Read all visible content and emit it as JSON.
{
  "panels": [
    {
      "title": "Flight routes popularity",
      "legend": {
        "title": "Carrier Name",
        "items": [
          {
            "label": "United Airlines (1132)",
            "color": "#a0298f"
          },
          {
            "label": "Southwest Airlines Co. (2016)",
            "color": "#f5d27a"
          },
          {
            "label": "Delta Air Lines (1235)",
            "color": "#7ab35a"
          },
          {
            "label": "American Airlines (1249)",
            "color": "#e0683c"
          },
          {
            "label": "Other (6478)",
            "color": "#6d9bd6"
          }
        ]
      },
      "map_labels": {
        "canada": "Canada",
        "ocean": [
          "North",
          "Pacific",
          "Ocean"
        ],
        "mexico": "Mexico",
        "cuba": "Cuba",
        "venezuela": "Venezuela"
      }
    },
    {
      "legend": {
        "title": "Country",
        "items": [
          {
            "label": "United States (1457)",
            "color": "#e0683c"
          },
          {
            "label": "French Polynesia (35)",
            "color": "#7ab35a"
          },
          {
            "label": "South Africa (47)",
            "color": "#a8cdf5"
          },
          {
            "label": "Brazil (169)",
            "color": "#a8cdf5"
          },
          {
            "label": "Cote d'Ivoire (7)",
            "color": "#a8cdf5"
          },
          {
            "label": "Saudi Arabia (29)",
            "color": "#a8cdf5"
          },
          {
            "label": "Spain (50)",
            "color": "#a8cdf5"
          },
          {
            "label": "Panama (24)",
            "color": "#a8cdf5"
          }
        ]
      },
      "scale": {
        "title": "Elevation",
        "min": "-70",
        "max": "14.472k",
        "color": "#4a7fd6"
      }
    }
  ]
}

━━━━━━━━━━━━━━━━

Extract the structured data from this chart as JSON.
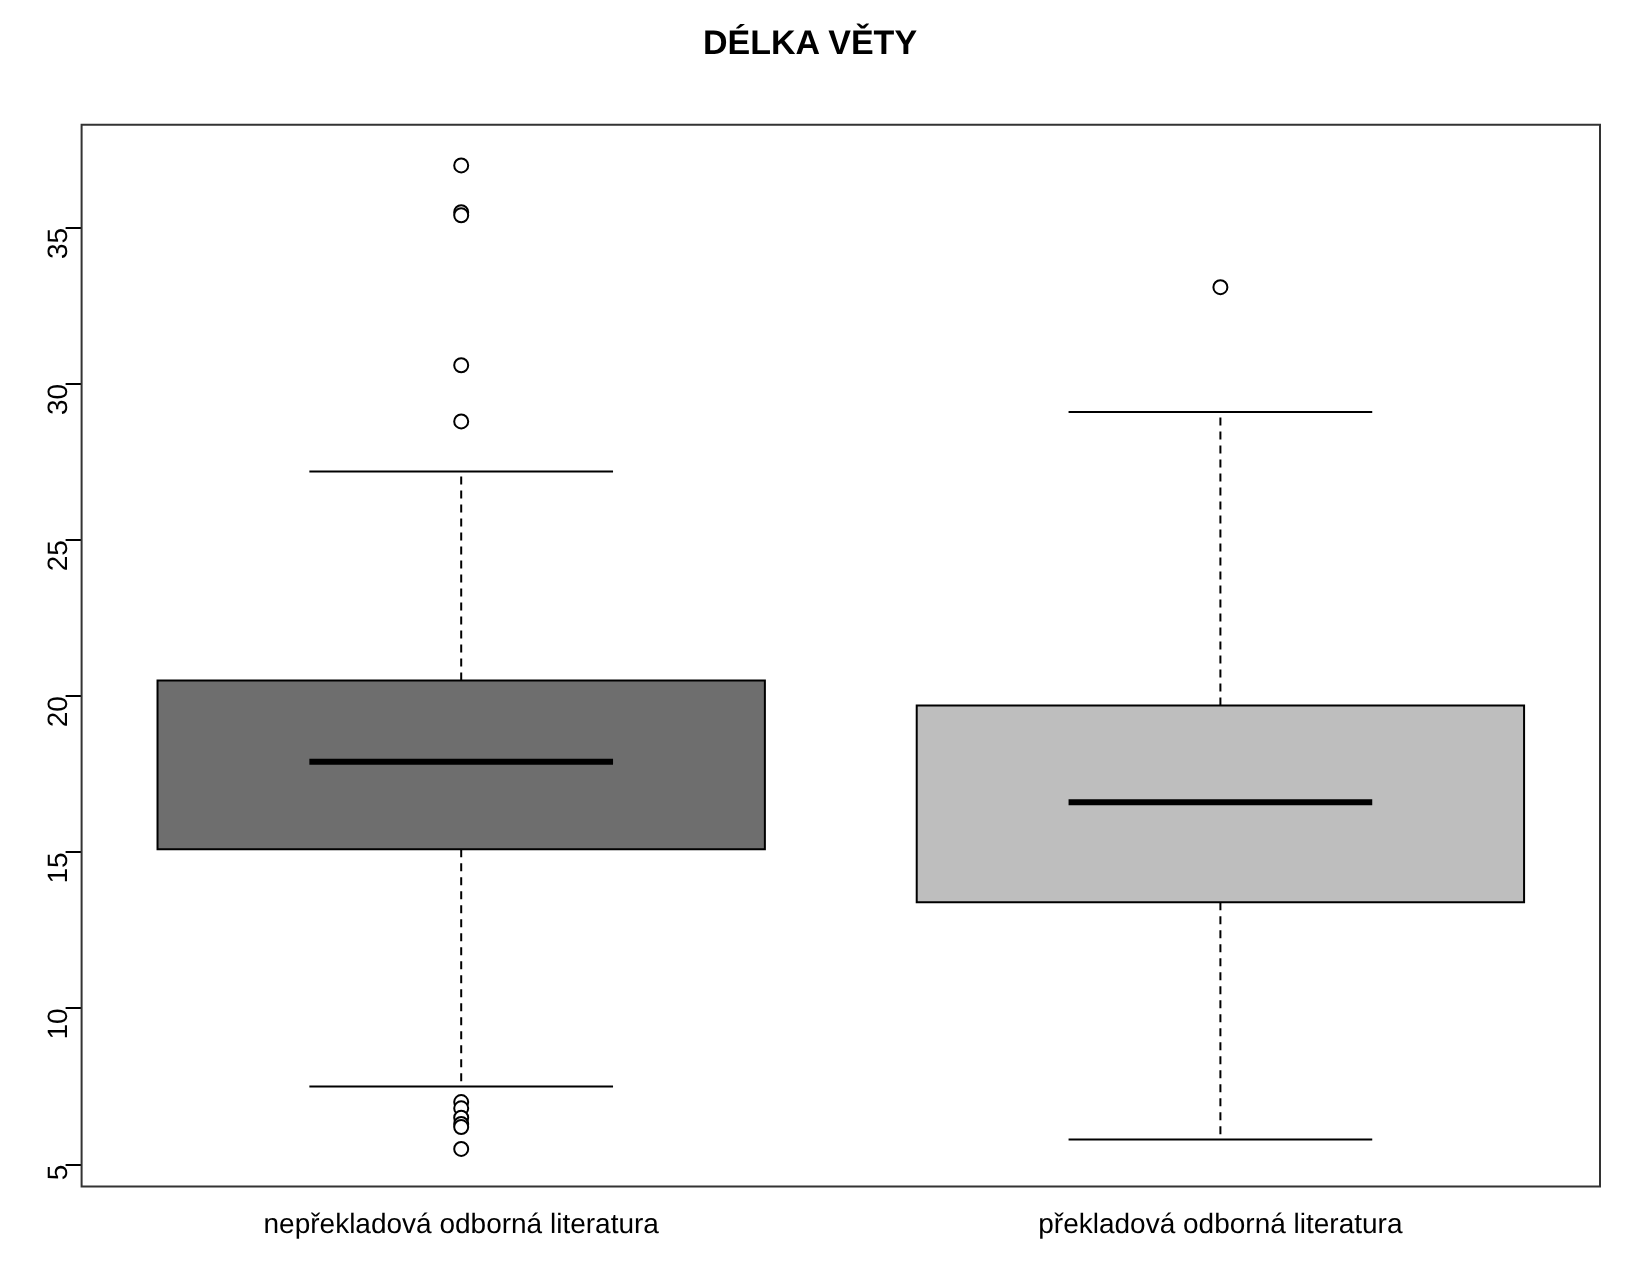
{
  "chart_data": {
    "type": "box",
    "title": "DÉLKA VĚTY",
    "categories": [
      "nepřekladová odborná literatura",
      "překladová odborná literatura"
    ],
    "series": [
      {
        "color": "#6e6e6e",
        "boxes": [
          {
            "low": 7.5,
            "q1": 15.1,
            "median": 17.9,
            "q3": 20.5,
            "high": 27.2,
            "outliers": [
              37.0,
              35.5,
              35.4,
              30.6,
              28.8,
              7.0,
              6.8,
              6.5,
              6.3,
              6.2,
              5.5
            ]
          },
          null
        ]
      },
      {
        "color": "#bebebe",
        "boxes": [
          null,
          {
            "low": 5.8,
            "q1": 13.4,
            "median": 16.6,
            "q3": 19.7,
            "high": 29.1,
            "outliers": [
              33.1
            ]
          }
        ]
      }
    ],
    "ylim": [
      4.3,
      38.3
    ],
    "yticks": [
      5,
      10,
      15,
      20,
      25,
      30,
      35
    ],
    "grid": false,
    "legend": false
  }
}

━━━━━━━━━━━━━━━━

Short problem: Copy out the lines that hold "United".

Result of the exercise:
            "label": "United Airlines (1132)",
            "label": "United States (1457)",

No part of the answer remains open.